Task objective –
Return every entry exactly as written.

Data provided –
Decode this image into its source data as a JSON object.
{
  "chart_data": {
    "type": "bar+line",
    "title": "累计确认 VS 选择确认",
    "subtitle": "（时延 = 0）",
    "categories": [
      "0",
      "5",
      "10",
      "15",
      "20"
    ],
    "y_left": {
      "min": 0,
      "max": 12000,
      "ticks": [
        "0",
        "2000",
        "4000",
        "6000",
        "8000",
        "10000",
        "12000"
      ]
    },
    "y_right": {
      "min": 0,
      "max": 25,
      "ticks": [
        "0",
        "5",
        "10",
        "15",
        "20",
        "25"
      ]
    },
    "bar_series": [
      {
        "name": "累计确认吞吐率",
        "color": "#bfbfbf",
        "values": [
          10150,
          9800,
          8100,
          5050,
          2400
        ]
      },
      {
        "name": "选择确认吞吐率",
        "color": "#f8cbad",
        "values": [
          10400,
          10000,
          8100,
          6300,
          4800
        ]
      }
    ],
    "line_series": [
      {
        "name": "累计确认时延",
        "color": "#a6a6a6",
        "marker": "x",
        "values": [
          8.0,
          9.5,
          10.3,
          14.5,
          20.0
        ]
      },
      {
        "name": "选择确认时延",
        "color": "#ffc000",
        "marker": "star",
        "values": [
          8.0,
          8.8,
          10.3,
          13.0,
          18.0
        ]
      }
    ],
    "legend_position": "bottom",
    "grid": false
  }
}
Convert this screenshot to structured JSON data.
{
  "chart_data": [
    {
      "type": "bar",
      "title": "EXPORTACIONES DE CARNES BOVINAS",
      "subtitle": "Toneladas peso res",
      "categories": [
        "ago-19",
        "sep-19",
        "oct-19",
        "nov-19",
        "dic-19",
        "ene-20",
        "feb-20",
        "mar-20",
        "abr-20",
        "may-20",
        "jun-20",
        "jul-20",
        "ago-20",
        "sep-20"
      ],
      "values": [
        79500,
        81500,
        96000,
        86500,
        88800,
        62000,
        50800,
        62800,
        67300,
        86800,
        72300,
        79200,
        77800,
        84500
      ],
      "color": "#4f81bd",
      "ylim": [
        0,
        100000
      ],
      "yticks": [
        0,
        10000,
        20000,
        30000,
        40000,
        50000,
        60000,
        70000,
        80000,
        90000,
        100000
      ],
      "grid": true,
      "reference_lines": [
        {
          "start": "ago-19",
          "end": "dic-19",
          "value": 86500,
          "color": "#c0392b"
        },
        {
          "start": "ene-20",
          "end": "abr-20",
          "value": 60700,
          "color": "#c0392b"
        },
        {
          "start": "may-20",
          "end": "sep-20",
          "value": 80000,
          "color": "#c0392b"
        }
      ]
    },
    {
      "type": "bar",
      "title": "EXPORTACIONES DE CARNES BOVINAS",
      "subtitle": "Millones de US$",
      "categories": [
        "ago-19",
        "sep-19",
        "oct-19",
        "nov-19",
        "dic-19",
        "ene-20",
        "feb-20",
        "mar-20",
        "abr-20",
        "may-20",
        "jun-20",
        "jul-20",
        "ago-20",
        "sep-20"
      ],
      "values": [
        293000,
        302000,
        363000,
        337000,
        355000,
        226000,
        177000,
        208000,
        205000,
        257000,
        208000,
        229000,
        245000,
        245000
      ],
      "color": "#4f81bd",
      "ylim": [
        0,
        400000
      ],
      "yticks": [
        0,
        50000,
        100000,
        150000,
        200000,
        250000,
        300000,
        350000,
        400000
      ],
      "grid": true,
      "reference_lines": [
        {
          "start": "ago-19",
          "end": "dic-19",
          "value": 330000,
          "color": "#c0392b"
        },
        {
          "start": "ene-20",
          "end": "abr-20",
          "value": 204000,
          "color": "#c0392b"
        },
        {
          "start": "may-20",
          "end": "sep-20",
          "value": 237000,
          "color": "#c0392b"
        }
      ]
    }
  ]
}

Worked answer –
Decode this image into its source data as a JSON object.
{
  "chart_data": {
    "type": "bar+line",
    "title": "累计确认 VS 选择确认",
    "subtitle": "（时延 = 0）",
    "categories": [
      "0",
      "5",
      "10",
      "15",
      "20"
    ],
    "y_left": {
      "min": 0,
      "max": 12000,
      "ticks": [
        "0",
        "2000",
        "4000",
        "6000",
        "8000",
        "10000",
        "12000"
      ]
    },
    "y_right": {
      "min": 0,
      "max": 25,
      "ticks": [
        "0",
        "5",
        "10",
        "15",
        "20",
        "25"
      ]
    },
    "bar_series": [
      {
        "name": "累计确认吞吐率",
        "color": "#bfbfbf",
        "values": [
          10150,
          9800,
          8100,
          5050,
          2400
        ]
      },
      {
        "name": "选择确认吞吐率",
        "color": "#f8cbad",
        "values": [
          10400,
          10000,
          8100,
          6300,
          4800
        ]
      }
    ],
    "line_series": [
      {
        "name": "累计确认时延",
        "color": "#a6a6a6",
        "marker": "x",
        "values": [
          8.0,
          9.5,
          10.3,
          14.5,
          20.0
        ]
      },
      {
        "name": "选择确认时延",
        "color": "#ffc000",
        "marker": "star",
        "values": [
          8.0,
          8.8,
          10.3,
          13.0,
          18.0
        ]
      }
    ],
    "legend_position": "bottom",
    "grid": false
  }
}
Convert this screenshot to structured JSON data.
{
  "chart_data": [
    {
      "type": "bar",
      "title": "EXPORTACIONES DE CARNES BOVINAS",
      "subtitle": "Toneladas peso res",
      "categories": [
        "ago-19",
        "sep-19",
        "oct-19",
        "nov-19",
        "dic-19",
        "ene-20",
        "feb-20",
        "mar-20",
        "abr-20",
        "may-20",
        "jun-20",
        "jul-20",
        "ago-20",
        "sep-20"
      ],
      "values": [
        79500,
        81500,
        96000,
        86500,
        88800,
        62000,
        50800,
        62800,
        67300,
        86800,
        72300,
        79200,
        77800,
        84500
      ],
      "color": "#4f81bd",
      "ylim": [
        0,
        100000
      ],
      "yticks": [
        0,
        10000,
        20000,
        30000,
        40000,
        50000,
        60000,
        70000,
        80000,
        90000,
        100000
      ],
      "grid": true,
      "reference_lines": [
        {
          "start": "ago-19",
          "end": "dic-19",
          "value": 86500,
          "color": "#c0392b"
        },
        {
          "start": "ene-20",
          "end": "abr-20",
          "value": 60700,
          "color": "#c0392b"
        },
        {
          "start": "may-20",
          "end": "sep-20",
          "value": 80000,
          "color": "#c0392b"
        }
      ]
    },
    {
      "type": "bar",
      "title": "EXPORTACIONES DE CARNES BOVINAS",
      "subtitle": "Millones de US$",
      "categories": [
        "ago-19",
        "sep-19",
        "oct-19",
        "nov-19",
        "dic-19",
        "ene-20",
        "feb-20",
        "mar-20",
        "abr-20",
        "may-20",
        "jun-20",
        "jul-20",
        "ago-20",
        "sep-20"
      ],
      "values": [
        293000,
        302000,
        363000,
        337000,
        355000,
        226000,
        177000,
        208000,
        205000,
        257000,
        208000,
        229000,
        245000,
        245000
      ],
      "color": "#4f81bd",
      "ylim": [
        0,
        400000
      ],
      "yticks": [
        0,
        50000,
        100000,
        150000,
        200000,
        250000,
        300000,
        350000,
        400000
      ],
      "grid": true,
      "reference_lines": [
        {
          "start": "ago-19",
          "end": "dic-19",
          "value": 330000,
          "color": "#c0392b"
        },
        {
          "start": "ene-20",
          "end": "abr-20",
          "value": 204000,
          "color": "#c0392b"
        },
        {
          "start": "may-20",
          "end": "sep-20",
          "value": 237000,
          "color": "#c0392b"
        }
      ]
    }
  ]
}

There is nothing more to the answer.